### What to do
Could you print every record below exactly as it appears?

Data extracted from a collection:
* * * * *
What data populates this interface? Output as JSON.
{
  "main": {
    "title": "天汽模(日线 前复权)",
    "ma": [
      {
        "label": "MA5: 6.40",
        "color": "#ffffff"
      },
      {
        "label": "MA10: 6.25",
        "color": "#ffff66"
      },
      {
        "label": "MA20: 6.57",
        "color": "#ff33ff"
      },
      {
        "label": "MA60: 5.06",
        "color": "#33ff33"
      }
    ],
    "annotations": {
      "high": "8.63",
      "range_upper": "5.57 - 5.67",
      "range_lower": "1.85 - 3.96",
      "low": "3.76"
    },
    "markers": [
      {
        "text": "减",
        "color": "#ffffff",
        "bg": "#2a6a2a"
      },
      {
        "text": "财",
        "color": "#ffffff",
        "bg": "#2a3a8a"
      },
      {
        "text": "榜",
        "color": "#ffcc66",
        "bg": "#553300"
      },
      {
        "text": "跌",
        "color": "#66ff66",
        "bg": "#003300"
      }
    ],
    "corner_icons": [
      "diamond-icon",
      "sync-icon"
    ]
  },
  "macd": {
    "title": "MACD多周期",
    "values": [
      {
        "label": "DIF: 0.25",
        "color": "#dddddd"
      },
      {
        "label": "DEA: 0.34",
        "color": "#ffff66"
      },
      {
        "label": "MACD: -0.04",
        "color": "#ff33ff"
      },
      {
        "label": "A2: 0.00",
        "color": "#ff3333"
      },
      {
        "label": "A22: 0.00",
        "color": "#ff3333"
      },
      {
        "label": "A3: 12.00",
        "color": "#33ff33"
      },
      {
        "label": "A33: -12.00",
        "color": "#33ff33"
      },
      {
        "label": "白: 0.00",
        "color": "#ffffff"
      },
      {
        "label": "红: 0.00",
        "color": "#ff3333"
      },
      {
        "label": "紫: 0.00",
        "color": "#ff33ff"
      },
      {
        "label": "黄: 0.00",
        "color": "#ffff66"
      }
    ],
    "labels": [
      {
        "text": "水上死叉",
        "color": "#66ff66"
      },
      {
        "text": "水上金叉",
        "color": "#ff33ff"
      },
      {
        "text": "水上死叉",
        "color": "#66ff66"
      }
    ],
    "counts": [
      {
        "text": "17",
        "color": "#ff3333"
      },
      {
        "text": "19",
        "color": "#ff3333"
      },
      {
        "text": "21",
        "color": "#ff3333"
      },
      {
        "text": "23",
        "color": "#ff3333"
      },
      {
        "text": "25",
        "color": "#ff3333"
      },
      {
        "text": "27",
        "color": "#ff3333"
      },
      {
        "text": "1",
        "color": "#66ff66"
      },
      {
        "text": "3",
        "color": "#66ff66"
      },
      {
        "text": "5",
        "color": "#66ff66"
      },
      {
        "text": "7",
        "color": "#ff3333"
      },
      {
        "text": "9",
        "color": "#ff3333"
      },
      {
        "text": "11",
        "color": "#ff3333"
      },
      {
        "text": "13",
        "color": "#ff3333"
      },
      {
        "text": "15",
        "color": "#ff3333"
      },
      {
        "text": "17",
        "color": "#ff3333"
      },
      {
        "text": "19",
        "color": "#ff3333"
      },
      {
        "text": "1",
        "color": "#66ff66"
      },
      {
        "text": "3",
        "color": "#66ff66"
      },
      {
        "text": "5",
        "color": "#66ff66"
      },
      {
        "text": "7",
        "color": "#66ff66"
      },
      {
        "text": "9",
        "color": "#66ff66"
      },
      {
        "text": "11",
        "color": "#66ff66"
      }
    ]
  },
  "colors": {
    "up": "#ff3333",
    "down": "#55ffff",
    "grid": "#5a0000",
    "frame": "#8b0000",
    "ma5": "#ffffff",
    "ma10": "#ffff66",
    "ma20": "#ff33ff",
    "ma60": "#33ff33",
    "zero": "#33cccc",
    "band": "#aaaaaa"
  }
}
* * * * *
### Response to this task
What data populates this interface? Output as JSON.
{
  "main": {
    "title": "天汽模(日线 前复权)",
    "ma": [
      {
        "label": "MA5: 6.40",
        "color": "#ffffff"
      },
      {
        "label": "MA10: 6.25",
        "color": "#ffff66"
      },
      {
        "label": "MA20: 6.57",
        "color": "#ff33ff"
      },
      {
        "label": "MA60: 5.06",
        "color": "#33ff33"
      }
    ],
    "annotations": {
      "high": "8.63",
      "range_upper": "5.57 - 5.67",
      "range_lower": "1.85 - 3.96",
      "low": "3.76"
    },
    "markers": [
      {
        "text": "减",
        "color": "#ffffff",
        "bg": "#2a6a2a"
      },
      {
        "text": "财",
        "color": "#ffffff",
        "bg": "#2a3a8a"
      },
      {
        "text": "榜",
        "color": "#ffcc66",
        "bg": "#553300"
      },
      {
        "text": "跌",
        "color": "#66ff66",
        "bg": "#003300"
      }
    ],
    "corner_icons": [
      "diamond-icon",
      "sync-icon"
    ]
  },
  "macd": {
    "title": "MACD多周期",
    "values": [
      {
        "label": "DIF: 0.25",
        "color": "#dddddd"
      },
      {
        "label": "DEA: 0.34",
        "color": "#ffff66"
      },
      {
        "label": "MACD: -0.04",
        "color": "#ff33ff"
      },
      {
        "label": "A2: 0.00",
        "color": "#ff3333"
      },
      {
        "label": "A22: 0.00",
        "color": "#ff3333"
      },
      {
        "label": "A3: 12.00",
        "color": "#33ff33"
      },
      {
        "label": "A33: -12.00",
        "color": "#33ff33"
      },
      {
        "label": "白: 0.00",
        "color": "#ffffff"
      },
      {
        "label": "红: 0.00",
        "color": "#ff3333"
      },
      {
        "label": "紫: 0.00",
        "color": "#ff33ff"
      },
      {
        "label": "黄: 0.00",
        "color": "#ffff66"
      }
    ],
    "labels": [
      {
        "text": "水上死叉",
        "color": "#66ff66"
      },
      {
        "text": "水上金叉",
        "color": "#ff33ff"
      },
      {
        "text": "水上死叉",
        "color": "#66ff66"
      }
    ],
    "counts": [
      {
        "text": "17",
        "color": "#ff3333"
      },
      {
        "text": "19",
        "color": "#ff3333"
      },
      {
        "text": "21",
        "color": "#ff3333"
      },
      {
        "text": "23",
        "color": "#ff3333"
      },
      {
        "text": "25",
        "color": "#ff3333"
      },
      {
        "text": "27",
        "color": "#ff3333"
      },
      {
        "text": "1",
        "color": "#66ff66"
      },
      {
        "text": "3",
        "color": "#66ff66"
      },
      {
        "text": "5",
        "color": "#66ff66"
      },
      {
        "text": "7",
        "color": "#ff3333"
      },
      {
        "text": "9",
        "color": "#ff3333"
      },
      {
        "text": "11",
        "color": "#ff3333"
      },
      {
        "text": "13",
        "color": "#ff3333"
      },
      {
        "text": "15",
        "color": "#ff3333"
      },
      {
        "text": "17",
        "color": "#ff3333"
      },
      {
        "text": "19",
        "color": "#ff3333"
      },
      {
        "text": "1",
        "color": "#66ff66"
      },
      {
        "text": "3",
        "color": "#66ff66"
      },
      {
        "text": "5",
        "color": "#66ff66"
      },
      {
        "text": "7",
        "color": "#66ff66"
      },
      {
        "text": "9",
        "color": "#66ff66"
      },
      {
        "text": "11",
        "color": "#66ff66"
      }
    ]
  },
  "colors": {
    "up": "#ff3333",
    "down": "#55ffff",
    "grid": "#5a0000",
    "frame": "#8b0000",
    "ma5": "#ffffff",
    "ma10": "#ffff66",
    "ma20": "#ff33ff",
    "ma60": "#33ff33",
    "zero": "#33cccc",
    "band": "#aaaaaa"
  }
}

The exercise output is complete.